Written instruction: Locate the lines where "Schon" occurs and copy them as they stand.

#####

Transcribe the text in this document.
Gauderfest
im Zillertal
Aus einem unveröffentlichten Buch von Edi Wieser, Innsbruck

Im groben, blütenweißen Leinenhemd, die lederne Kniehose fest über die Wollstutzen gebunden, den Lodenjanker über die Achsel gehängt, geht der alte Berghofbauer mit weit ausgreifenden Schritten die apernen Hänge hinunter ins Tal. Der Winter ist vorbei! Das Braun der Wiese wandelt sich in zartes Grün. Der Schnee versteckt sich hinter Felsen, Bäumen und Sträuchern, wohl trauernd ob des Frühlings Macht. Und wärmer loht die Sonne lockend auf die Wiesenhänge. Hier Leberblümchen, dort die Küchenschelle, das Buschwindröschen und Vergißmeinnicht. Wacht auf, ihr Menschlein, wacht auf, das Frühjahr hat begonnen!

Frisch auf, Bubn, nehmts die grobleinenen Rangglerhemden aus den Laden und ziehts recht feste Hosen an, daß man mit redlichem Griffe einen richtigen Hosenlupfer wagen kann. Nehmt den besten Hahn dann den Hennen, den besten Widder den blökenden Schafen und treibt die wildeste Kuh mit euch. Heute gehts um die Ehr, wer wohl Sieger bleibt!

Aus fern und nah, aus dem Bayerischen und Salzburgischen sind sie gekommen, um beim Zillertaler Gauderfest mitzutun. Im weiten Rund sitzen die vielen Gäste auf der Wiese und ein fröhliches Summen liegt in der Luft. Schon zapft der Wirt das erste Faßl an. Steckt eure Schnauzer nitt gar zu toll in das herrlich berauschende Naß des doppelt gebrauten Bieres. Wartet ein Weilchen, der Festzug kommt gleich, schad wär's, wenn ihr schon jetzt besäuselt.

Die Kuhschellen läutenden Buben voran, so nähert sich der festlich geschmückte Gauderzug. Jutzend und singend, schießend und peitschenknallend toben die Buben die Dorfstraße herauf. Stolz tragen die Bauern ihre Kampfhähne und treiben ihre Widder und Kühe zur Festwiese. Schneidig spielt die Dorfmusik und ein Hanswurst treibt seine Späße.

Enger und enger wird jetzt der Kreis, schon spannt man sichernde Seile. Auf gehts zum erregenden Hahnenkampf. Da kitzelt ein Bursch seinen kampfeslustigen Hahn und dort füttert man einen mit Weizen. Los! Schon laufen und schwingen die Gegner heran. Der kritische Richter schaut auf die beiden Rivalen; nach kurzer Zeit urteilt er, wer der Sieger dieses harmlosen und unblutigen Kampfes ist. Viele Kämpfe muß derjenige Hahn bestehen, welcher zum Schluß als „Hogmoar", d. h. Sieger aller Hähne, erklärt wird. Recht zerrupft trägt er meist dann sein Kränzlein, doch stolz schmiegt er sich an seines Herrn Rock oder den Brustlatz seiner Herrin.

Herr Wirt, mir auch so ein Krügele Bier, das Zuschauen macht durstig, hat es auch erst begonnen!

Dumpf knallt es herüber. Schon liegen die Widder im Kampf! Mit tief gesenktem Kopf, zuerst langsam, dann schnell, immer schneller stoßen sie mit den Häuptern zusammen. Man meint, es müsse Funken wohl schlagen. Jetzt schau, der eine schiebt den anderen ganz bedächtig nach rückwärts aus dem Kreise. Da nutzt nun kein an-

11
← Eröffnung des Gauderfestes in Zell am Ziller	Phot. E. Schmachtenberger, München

#####

Output for this exercise:
Aus fern und nah, aus dem Bayerischen und Salzburgischen sind sie gekommen, um beim Zillertaler Gauderfest mitzutun. Im weiten Rund sitzen die vielen Gäste auf der Wiese und ein fröhliches Summen liegt in der Luft. Schon zapft der Wirt das erste Faßl an. Steckt eure Schnauzer nitt gar zu toll in das herrlich berauschende Naß des doppelt gebrauten Bieres. Wartet ein Weilchen, der Festzug kommt gleich, schad wär's, wenn ihr schon jetzt besäuselt.
Enger und enger wird jetzt der Kreis, schon spannt man sichernde Seile. Auf gehts zum erregenden Hahnenkampf. Da kitzelt ein Bursch seinen kampfeslustigen Hahn und dort füttert man einen mit Weizen. Los! Schon laufen und schwingen die Gegner heran. Der kritische Richter schaut auf die beiden Rivalen; nach kurzer Zeit urteilt er, wer der Sieger dieses harmlosen und unblutigen Kampfes ist. Viele Kämpfe muß derjenige Hahn bestehen, welcher zum Schluß als „Hogmoar", d. h. Sieger aller Hähne, erklärt wird. Recht zerrupft trägt er meist dann sein Kränzlein, doch stolz schmiegt er sich an seines Herrn Rock oder den Brustlatz seiner Herrin.
Dumpf knallt es herüber. Schon liegen die Widder im Kampf! Mit tief gesenktem Kopf, zuerst langsam, dann schnell, immer schneller stoßen sie mit den Häuptern zusammen. Man meint, es müsse Funken wohl schlagen. Jetzt schau, der eine schiebt den anderen ganz bedächtig nach rückwärts aus dem Kreise. Da nutzt nun kein an-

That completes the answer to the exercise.